[BEGIN EXERCISE MATERIALS]

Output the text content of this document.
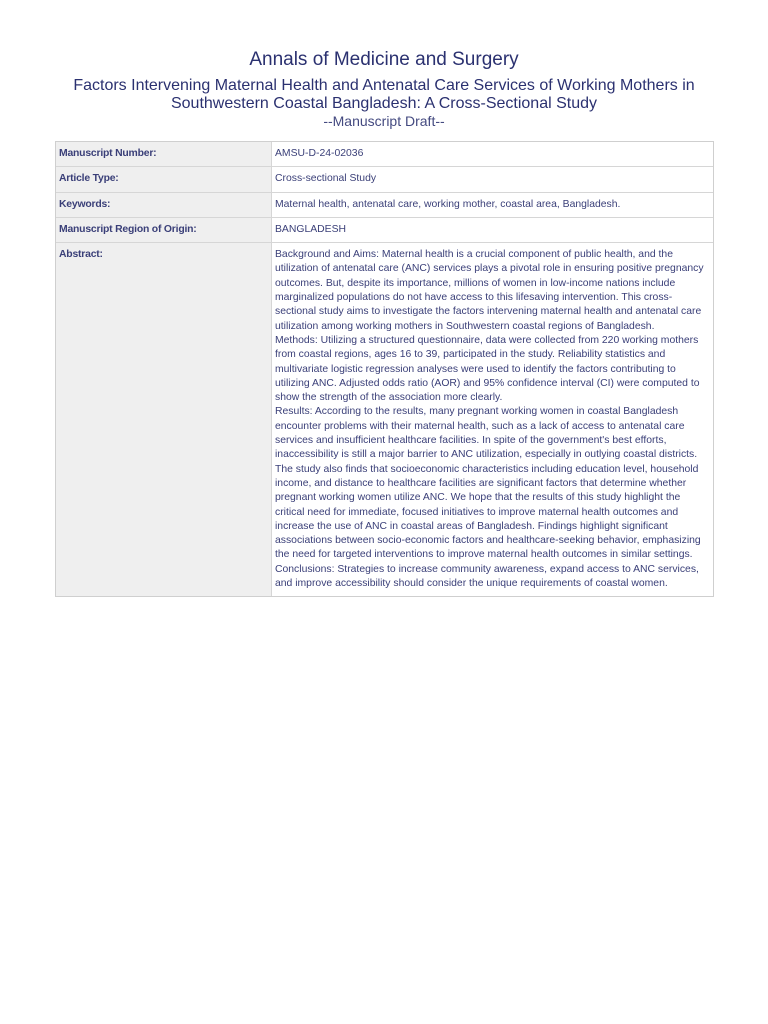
Annals of Medicine and Surgery
Factors Intervening Maternal Health and Antenatal Care Services of Working Mothers in Southwestern Coastal Bangladesh: A Cross-Sectional Study
--Manuscript Draft--
Manuscript Number:	AMSU-D-24-02036
Article Type:	Cross-sectional Study
Keywords:	Maternal health, antenatal care, working mother, coastal area, Bangladesh.
Manuscript Region of Origin:	BANGLADESH
Abstract:	Background and Aims: Maternal health is a crucial component of public health, and the utilization of antenatal care (ANC) services plays a pivotal role in ensuring positive pregnancy outcomes. But, despite its importance, millions of women in low-income nations include marginalized populations do not have access to this lifesaving intervention. This cross-sectional study aims to investigate the factors intervening maternal health and antenatal care utilization among working mothers in Southwestern coastal regions of Bangladesh.
Methods: Utilizing a structured questionnaire, data were collected from 220 working mothers from coastal regions, ages 16 to 39, participated in the study. Reliability statistics and multivariate logistic regression analyses were used to identify the factors contributing to utilizing ANC. Adjusted odds ratio (AOR) and 95% confidence interval (CI) were computed to show the strength of the association more clearly.
Results: According to the results, many pregnant working women in coastal Bangladesh encounter problems with their maternal health, such as a lack of access to antenatal care services and insufficient healthcare facilities. In spite of the government's best efforts, inaccessibility is still a major barrier to ANC utilization, especially in outlying coastal districts. The study also finds that socioeconomic characteristics including education level, household income, and distance to healthcare facilities are significant factors that determine whether pregnant working women utilize ANC. We hope that the results of this study highlight the critical need for immediate, focused initiatives to improve maternal health outcomes and increase the use of ANC in coastal areas of Bangladesh. Findings highlight significant associations between socio-economic factors and healthcare-seeking behavior, emphasizing the need for targeted interventions to improve maternal health outcomes in similar settings.
Conclusions: Strategies to increase community awareness, expand access to ANC services, and improve accessibility should consider the unique requirements of coastal women.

[END EXERCISE MATERIALS]

WHAT THE EXERCISE ASKS
Copy the listing word for word, excluding its pictures.

RESPONSE
Output the text content of this document.
Annals of Medicine and Surgery
Factors Intervening Maternal Health and Antenatal Care Services of Working Mothers in Southwestern Coastal Bangladesh: A Cross-Sectional Study
--Manuscript Draft--
Manuscript Number:	AMSU-D-24-02036
Article Type:	Cross-sectional Study
Keywords:	Maternal health, antenatal care, working mother, coastal area, Bangladesh.
Manuscript Region of Origin:	BANGLADESH
Abstract:	Background and Aims: Maternal health is a crucial component of public health, and the utilization of antenatal care (ANC) services plays a pivotal role in ensuring positive pregnancy outcomes. But, despite its importance, millions of women in low-income nations include marginalized populations do not have access to this lifesaving intervention. This cross-sectional study aims to investigate the factors intervening maternal health and antenatal care utilization among working mothers in Southwestern coastal regions of Bangladesh.
Methods: Utilizing a structured questionnaire, data were collected from 220 working mothers from coastal regions, ages 16 to 39, participated in the study. Reliability statistics and multivariate logistic regression analyses were used to identify the factors contributing to utilizing ANC. Adjusted odds ratio (AOR) and 95% confidence interval (CI) were computed to show the strength of the association more clearly.
Results: According to the results, many pregnant working women in coastal Bangladesh encounter problems with their maternal health, such as a lack of access to antenatal care services and insufficient healthcare facilities. In spite of the government's best efforts, inaccessibility is still a major barrier to ANC utilization, especially in outlying coastal districts. The study also finds that socioeconomic characteristics including education level, household income, and distance to healthcare facilities are significant factors that determine whether pregnant working women utilize ANC. We hope that the results of this study highlight the critical need for immediate, focused initiatives to improve maternal health outcomes and increase the use of ANC in coastal areas of Bangladesh. Findings highlight significant associations between socio-economic factors and healthcare-seeking behavior, emphasizing the need for targeted interventions to improve maternal health outcomes in similar settings.
Conclusions: Strategies to increase community awareness, expand access to ANC services, and improve accessibility should consider the unique requirements of coastal women.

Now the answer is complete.